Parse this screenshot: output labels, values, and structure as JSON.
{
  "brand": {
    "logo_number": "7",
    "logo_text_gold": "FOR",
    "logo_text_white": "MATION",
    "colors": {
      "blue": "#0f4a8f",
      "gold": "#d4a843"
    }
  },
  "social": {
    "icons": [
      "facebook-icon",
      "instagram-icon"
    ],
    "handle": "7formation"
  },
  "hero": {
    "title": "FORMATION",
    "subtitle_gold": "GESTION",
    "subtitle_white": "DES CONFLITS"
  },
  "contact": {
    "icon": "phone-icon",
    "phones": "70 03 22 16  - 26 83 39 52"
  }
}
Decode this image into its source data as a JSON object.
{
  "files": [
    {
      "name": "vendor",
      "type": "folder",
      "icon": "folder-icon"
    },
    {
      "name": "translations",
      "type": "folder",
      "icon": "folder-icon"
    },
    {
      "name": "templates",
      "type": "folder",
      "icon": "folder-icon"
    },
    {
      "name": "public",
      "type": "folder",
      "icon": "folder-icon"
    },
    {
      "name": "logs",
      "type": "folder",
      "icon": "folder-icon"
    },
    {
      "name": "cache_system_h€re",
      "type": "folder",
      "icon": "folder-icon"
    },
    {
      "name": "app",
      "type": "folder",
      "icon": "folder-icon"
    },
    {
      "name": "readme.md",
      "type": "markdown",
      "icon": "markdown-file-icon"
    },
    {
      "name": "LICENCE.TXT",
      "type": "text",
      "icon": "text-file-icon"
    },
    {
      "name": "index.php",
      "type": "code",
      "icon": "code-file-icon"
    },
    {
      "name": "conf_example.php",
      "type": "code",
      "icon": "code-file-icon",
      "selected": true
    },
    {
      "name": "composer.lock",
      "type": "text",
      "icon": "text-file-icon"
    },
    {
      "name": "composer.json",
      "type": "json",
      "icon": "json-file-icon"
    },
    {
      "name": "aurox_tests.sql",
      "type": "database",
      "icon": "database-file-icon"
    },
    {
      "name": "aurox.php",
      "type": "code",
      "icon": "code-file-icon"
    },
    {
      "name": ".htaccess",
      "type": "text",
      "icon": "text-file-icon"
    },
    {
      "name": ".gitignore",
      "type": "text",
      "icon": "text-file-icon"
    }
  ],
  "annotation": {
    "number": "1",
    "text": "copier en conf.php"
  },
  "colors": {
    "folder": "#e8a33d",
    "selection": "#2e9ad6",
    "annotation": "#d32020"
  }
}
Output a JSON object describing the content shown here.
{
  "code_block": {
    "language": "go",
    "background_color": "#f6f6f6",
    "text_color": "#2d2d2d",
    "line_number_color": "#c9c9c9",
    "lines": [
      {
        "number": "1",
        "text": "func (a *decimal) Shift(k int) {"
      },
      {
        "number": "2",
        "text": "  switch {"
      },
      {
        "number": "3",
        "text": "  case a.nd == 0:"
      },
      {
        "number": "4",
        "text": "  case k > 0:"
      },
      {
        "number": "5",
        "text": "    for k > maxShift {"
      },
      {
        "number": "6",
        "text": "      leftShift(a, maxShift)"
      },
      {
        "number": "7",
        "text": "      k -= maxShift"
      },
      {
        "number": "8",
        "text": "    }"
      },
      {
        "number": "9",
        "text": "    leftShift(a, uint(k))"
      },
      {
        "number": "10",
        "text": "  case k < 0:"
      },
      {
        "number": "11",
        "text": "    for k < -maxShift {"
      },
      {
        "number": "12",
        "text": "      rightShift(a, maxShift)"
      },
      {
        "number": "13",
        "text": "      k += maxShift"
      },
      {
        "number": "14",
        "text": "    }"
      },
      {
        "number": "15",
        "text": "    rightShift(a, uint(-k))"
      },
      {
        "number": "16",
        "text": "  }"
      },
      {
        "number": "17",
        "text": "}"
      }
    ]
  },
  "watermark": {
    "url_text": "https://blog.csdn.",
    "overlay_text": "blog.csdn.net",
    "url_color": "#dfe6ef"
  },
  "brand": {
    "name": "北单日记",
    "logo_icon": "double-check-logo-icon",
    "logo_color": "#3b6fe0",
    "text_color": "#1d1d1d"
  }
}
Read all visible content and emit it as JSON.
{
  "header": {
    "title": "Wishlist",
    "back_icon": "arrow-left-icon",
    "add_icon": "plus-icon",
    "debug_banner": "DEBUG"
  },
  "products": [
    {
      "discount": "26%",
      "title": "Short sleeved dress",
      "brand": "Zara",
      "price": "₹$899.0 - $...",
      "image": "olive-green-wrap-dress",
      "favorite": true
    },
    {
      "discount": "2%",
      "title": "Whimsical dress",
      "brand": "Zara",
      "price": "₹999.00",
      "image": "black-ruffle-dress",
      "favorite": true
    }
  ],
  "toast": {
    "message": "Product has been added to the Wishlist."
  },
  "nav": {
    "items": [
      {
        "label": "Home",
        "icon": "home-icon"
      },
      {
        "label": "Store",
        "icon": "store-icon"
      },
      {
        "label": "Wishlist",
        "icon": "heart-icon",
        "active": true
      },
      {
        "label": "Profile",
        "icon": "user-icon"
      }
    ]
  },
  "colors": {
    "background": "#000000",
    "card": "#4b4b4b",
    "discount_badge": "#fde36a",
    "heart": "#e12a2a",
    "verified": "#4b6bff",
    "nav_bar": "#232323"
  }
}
═══
WHAT THE TASK REQUIRES
Extract the full listing above without altering anything.

ANSWER BELOW
Parse this screenshot: output labels, values, and structure as JSON.
{
  "brand": {
    "logo_number": "7",
    "logo_text_gold": "FOR",
    "logo_text_white": "MATION",
    "colors": {
      "blue": "#0f4a8f",
      "gold": "#d4a843"
    }
  },
  "social": {
    "icons": [
      "facebook-icon",
      "instagram-icon"
    ],
    "handle": "7formation"
  },
  "hero": {
    "title": "FORMATION",
    "subtitle_gold": "GESTION",
    "subtitle_white": "DES CONFLITS"
  },
  "contact": {
    "icon": "phone-icon",
    "phones": "70 03 22 16  - 26 83 39 52"
  }
}
Decode this image into its source data as a JSON object.
{
  "files": [
    {
      "name": "vendor",
      "type": "folder",
      "icon": "folder-icon"
    },
    {
      "name": "translations",
      "type": "folder",
      "icon": "folder-icon"
    },
    {
      "name": "templates",
      "type": "folder",
      "icon": "folder-icon"
    },
    {
      "name": "public",
      "type": "folder",
      "icon": "folder-icon"
    },
    {
      "name": "logs",
      "type": "folder",
      "icon": "folder-icon"
    },
    {
      "name": "cache_system_h€re",
      "type": "folder",
      "icon": "folder-icon"
    },
    {
      "name": "app",
      "type": "folder",
      "icon": "folder-icon"
    },
    {
      "name": "readme.md",
      "type": "markdown",
      "icon": "markdown-file-icon"
    },
    {
      "name": "LICENCE.TXT",
      "type": "text",
      "icon": "text-file-icon"
    },
    {
      "name": "index.php",
      "type": "code",
      "icon": "code-file-icon"
    },
    {
      "name": "conf_example.php",
      "type": "code",
      "icon": "code-file-icon",
      "selected": true
    },
    {
      "name": "composer.lock",
      "type": "text",
      "icon": "text-file-icon"
    },
    {
      "name": "composer.json",
      "type": "json",
      "icon": "json-file-icon"
    },
    {
      "name": "aurox_tests.sql",
      "type": "database",
      "icon": "database-file-icon"
    },
    {
      "name": "aurox.php",
      "type": "code",
      "icon": "code-file-icon"
    },
    {
      "name": ".htaccess",
      "type": "text",
      "icon": "text-file-icon"
    },
    {
      "name": ".gitignore",
      "type": "text",
      "icon": "text-file-icon"
    }
  ],
  "annotation": {
    "number": "1",
    "text": "copier en conf.php"
  },
  "colors": {
    "folder": "#e8a33d",
    "selection": "#2e9ad6",
    "annotation": "#d32020"
  }
}
Output a JSON object describing the content shown here.
{
  "code_block": {
    "language": "go",
    "background_color": "#f6f6f6",
    "text_color": "#2d2d2d",
    "line_number_color": "#c9c9c9",
    "lines": [
      {
        "number": "1",
        "text": "func (a *decimal) Shift(k int) {"
      },
      {
        "number": "2",
        "text": "  switch {"
      },
      {
        "number": "3",
        "text": "  case a.nd == 0:"
      },
      {
        "number": "4",
        "text": "  case k > 0:"
      },
      {
        "number": "5",
        "text": "    for k > maxShift {"
      },
      {
        "number": "6",
        "text": "      leftShift(a, maxShift)"
      },
      {
        "number": "7",
        "text": "      k -= maxShift"
      },
      {
        "number": "8",
        "text": "    }"
      },
      {
        "number": "9",
        "text": "    leftShift(a, uint(k))"
      },
      {
        "number": "10",
        "text": "  case k < 0:"
      },
      {
        "number": "11",
        "text": "    for k < -maxShift {"
      },
      {
        "number": "12",
        "text": "      rightShift(a, maxShift)"
      },
      {
        "number": "13",
        "text": "      k += maxShift"
      },
      {
        "number": "14",
        "text": "    }"
      },
      {
        "number": "15",
        "text": "    rightShift(a, uint(-k))"
      },
      {
        "number": "16",
        "text": "  }"
      },
      {
        "number": "17",
        "text": "}"
      }
    ]
  },
  "watermark": {
    "url_text": "https://blog.csdn.",
    "overlay_text": "blog.csdn.net",
    "url_color": "#dfe6ef"
  },
  "brand": {
    "name": "北单日记",
    "logo_icon": "double-check-logo-icon",
    "logo_color": "#3b6fe0",
    "text_color": "#1d1d1d"
  }
}
Read all visible content and emit it as JSON.
{
  "header": {
    "title": "Wishlist",
    "back_icon": "arrow-left-icon",
    "add_icon": "plus-icon",
    "debug_banner": "DEBUG"
  },
  "products": [
    {
      "discount": "26%",
      "title": "Short sleeved dress",
      "brand": "Zara",
      "price": "₹$899.0 - $...",
      "image": "olive-green-wrap-dress",
      "favorite": true
    },
    {
      "discount": "2%",
      "title": "Whimsical dress",
      "brand": "Zara",
      "price": "₹999.00",
      "image": "black-ruffle-dress",
      "favorite": true
    }
  ],
  "toast": {
    "message": "Product has been added to the Wishlist."
  },
  "nav": {
    "items": [
      {
        "label": "Home",
        "icon": "home-icon"
      },
      {
        "label": "Store",
        "icon": "store-icon"
      },
      {
        "label": "Wishlist",
        "icon": "heart-icon",
        "active": true
      },
      {
        "label": "Profile",
        "icon": "user-icon"
      }
    ]
  },
  "colors": {
    "background": "#000000",
    "card": "#4b4b4b",
    "discount_badge": "#fde36a",
    "heart": "#e12a2a",
    "verified": "#4b6bff",
    "nav_bar": "#232323"
  }
}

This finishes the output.